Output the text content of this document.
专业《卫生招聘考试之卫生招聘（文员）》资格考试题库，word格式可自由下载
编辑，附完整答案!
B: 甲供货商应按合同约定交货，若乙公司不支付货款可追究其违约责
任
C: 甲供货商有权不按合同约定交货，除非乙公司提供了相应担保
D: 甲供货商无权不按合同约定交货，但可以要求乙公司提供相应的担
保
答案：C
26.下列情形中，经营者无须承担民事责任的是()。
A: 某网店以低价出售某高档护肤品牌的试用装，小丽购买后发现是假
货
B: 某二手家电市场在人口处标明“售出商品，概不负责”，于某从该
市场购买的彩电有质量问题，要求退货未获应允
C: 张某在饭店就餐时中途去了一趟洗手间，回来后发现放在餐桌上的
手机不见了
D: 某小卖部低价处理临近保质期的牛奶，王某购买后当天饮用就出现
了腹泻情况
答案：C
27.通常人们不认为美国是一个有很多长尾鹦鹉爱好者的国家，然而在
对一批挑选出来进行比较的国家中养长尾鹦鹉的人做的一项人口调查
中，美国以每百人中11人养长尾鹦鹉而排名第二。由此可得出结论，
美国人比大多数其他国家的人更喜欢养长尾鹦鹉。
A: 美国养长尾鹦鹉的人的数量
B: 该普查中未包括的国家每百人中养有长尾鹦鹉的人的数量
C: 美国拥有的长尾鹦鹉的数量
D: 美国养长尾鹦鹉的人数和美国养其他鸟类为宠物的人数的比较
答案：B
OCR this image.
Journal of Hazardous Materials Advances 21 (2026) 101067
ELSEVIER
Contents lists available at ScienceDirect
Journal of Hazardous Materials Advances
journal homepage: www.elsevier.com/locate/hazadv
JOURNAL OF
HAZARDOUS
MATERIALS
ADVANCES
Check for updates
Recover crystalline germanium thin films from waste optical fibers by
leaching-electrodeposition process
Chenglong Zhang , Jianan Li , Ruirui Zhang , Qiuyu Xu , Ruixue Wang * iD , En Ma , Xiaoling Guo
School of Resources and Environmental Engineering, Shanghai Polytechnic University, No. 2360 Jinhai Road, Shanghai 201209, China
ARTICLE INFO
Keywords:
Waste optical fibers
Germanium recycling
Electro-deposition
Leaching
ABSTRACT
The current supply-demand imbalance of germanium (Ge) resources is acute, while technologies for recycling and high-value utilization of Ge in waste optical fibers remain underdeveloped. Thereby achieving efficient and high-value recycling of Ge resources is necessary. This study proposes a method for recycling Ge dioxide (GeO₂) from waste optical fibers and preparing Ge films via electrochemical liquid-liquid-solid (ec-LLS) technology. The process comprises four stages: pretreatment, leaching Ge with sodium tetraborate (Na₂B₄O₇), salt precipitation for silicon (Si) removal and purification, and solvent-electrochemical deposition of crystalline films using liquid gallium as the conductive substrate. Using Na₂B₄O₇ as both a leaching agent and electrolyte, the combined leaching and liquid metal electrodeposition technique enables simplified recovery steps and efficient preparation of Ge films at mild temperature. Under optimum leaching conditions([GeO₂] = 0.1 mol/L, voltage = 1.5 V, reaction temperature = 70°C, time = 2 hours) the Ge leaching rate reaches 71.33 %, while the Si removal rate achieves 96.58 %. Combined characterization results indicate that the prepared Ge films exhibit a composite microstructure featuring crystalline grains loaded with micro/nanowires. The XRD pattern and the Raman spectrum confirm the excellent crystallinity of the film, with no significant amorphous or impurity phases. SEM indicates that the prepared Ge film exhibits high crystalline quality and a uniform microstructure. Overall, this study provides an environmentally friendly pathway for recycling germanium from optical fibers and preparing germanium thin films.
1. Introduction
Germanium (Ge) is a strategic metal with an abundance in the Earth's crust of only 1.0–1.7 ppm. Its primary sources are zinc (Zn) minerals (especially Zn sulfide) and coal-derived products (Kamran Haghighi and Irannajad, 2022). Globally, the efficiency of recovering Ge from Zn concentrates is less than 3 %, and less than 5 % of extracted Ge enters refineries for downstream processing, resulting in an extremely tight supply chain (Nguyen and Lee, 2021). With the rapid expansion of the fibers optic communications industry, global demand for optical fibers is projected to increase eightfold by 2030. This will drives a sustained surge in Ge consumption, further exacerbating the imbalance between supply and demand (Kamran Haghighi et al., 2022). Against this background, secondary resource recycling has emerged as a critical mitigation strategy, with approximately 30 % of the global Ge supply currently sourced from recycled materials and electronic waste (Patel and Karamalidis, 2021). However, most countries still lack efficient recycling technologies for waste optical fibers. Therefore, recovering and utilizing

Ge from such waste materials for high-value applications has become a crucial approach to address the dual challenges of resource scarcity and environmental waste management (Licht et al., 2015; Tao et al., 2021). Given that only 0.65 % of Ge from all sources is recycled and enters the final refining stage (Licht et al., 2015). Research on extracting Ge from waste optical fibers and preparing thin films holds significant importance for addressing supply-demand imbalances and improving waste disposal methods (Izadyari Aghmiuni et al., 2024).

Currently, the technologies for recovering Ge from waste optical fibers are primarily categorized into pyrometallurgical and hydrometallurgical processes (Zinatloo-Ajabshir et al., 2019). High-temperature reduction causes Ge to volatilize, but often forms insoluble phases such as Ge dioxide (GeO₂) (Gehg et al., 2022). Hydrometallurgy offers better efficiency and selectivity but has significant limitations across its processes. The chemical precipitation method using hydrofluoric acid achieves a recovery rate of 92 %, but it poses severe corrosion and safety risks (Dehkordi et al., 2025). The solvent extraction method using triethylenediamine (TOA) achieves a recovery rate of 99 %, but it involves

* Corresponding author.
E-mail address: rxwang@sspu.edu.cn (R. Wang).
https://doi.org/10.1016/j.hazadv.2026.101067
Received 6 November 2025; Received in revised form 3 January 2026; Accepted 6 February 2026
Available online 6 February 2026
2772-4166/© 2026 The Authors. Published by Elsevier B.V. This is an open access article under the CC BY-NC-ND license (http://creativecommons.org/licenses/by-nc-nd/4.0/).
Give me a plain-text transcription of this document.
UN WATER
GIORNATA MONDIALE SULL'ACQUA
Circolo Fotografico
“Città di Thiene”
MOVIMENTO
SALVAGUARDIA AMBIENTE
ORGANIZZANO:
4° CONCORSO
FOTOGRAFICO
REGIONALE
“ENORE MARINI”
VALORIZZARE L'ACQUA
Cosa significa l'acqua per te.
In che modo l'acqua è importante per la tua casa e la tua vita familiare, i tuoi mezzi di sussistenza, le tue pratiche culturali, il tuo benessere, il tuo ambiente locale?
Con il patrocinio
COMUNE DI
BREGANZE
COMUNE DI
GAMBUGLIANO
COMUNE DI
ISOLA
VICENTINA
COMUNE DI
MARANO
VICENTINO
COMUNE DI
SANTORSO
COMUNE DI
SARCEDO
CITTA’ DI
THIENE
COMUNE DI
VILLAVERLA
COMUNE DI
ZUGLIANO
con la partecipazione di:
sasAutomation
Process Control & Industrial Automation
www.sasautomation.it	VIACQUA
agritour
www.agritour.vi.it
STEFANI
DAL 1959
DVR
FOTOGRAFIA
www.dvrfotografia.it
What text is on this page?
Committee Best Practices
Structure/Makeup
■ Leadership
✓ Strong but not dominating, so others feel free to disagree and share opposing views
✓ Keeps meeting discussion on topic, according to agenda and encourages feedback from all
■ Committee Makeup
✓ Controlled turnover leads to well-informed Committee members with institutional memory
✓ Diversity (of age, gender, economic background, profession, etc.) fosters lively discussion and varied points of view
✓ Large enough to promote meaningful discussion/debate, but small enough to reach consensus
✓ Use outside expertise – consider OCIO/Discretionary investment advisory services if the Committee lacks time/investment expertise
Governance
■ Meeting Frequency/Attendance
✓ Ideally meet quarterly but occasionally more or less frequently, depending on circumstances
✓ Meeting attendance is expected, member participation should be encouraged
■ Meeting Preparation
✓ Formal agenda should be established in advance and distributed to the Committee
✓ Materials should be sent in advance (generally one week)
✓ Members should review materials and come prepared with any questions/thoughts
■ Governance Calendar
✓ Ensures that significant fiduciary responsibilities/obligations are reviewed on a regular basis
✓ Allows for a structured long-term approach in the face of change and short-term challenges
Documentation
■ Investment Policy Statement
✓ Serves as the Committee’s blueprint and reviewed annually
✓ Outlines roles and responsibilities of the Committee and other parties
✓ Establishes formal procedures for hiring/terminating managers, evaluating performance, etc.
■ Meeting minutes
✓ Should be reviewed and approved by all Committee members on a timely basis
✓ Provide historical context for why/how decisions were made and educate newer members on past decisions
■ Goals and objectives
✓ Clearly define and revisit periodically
+ + + + +
Your instructions:
Find the word "discussion" and list each line it appears in.

Response to this exercise:
✓ Keeps meeting discussion on topic, according to agenda and encourages feedback from all
✓ Diversity (of age, gender, economic background, profession, etc.) fosters lively discussion and varied points of view
✓ Large enough to promote meaningful discussion/debate, but small enough to reach consensus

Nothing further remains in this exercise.